INSTRUCTION
Return the whole listing, line for line, without the pictures in it.

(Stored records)
========================
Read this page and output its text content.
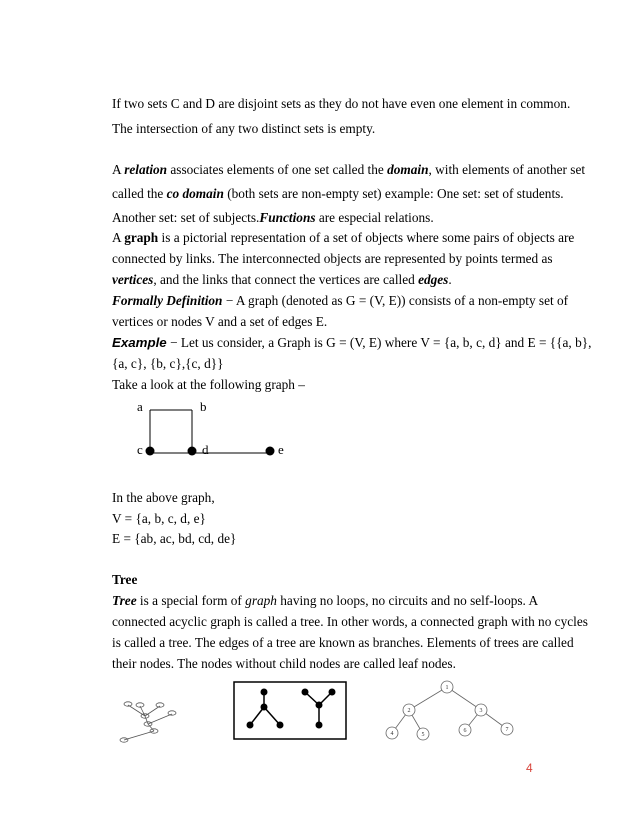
If two sets C and D are disjoint sets as they do not have even one element in common.
The intersection of any two distinct sets is empty.
A relation associates elements of one set called the domain, with elements of another set
called the co domain (both sets are non-empty set) example: One set: set of students.
Another set: set of subjects.Functions are especial relations.
A graph is a pictorial representation of a set of objects where some pairs of objects are
connected by links. The interconnected objects are represented by points termed as
vertices, and the links that connect the vertices are called edges.
Formally Definition − A graph (denoted as G = (V, E)) consists of a non-empty set of
vertices or nodes V and a set of edges E.
Example − Let us consider, a Graph is G = (V, E) where V = {a, b, c, d} and E = {{a, b},
{a, c}, {b, c},{c, d}}
Take a look at the following graph –
a	b
c	d	e
In the above graph,
V = {a, b, c, d, e}
E = {ab, ac, bd, cd, de}
Tree
Tree is a special form of graph having no loops, no circuits and no self-loops. A
connected acyclic graph is called a tree. In other words, a connected graph with no cycles
is called a tree. The edges of a tree are known as branches. Elements of trees are called
their nodes. The nodes without child nodes are called leaf nodes.
1
2	3
4	5
6	7
4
========================
FULL SOLUTION
Read this page and output its text content.
If two sets C and D are disjoint sets as they do not have even one element in common.
The intersection of any two distinct sets is empty.
A relation associates elements of one set called the domain, with elements of another set
called the co domain (both sets are non-empty set) example: One set: set of students.
Another set: set of subjects.Functions are especial relations.
A graph is a pictorial representation of a set of objects where some pairs of objects are
connected by links. The interconnected objects are represented by points termed as
vertices, and the links that connect the vertices are called edges.
Formally Definition − A graph (denoted as G = (V, E)) consists of a non-empty set of
vertices or nodes V and a set of edges E.
Example − Let us consider, a Graph is G = (V, E) where V = {a, b, c, d} and E = {{a, b},
{a, c}, {b, c},{c, d}}
Take a look at the following graph –
a	b
c	d	e
In the above graph,
V = {a, b, c, d, e}
E = {ab, ac, bd, cd, de}
Tree
Tree is a special form of graph having no loops, no circuits and no self-loops. A
connected acyclic graph is called a tree. In other words, a connected graph with no cycles
is called a tree. The edges of a tree are known as branches. Elements of trees are called
their nodes. The nodes without child nodes are called leaf nodes.
1
2	3
4	5
6	7
4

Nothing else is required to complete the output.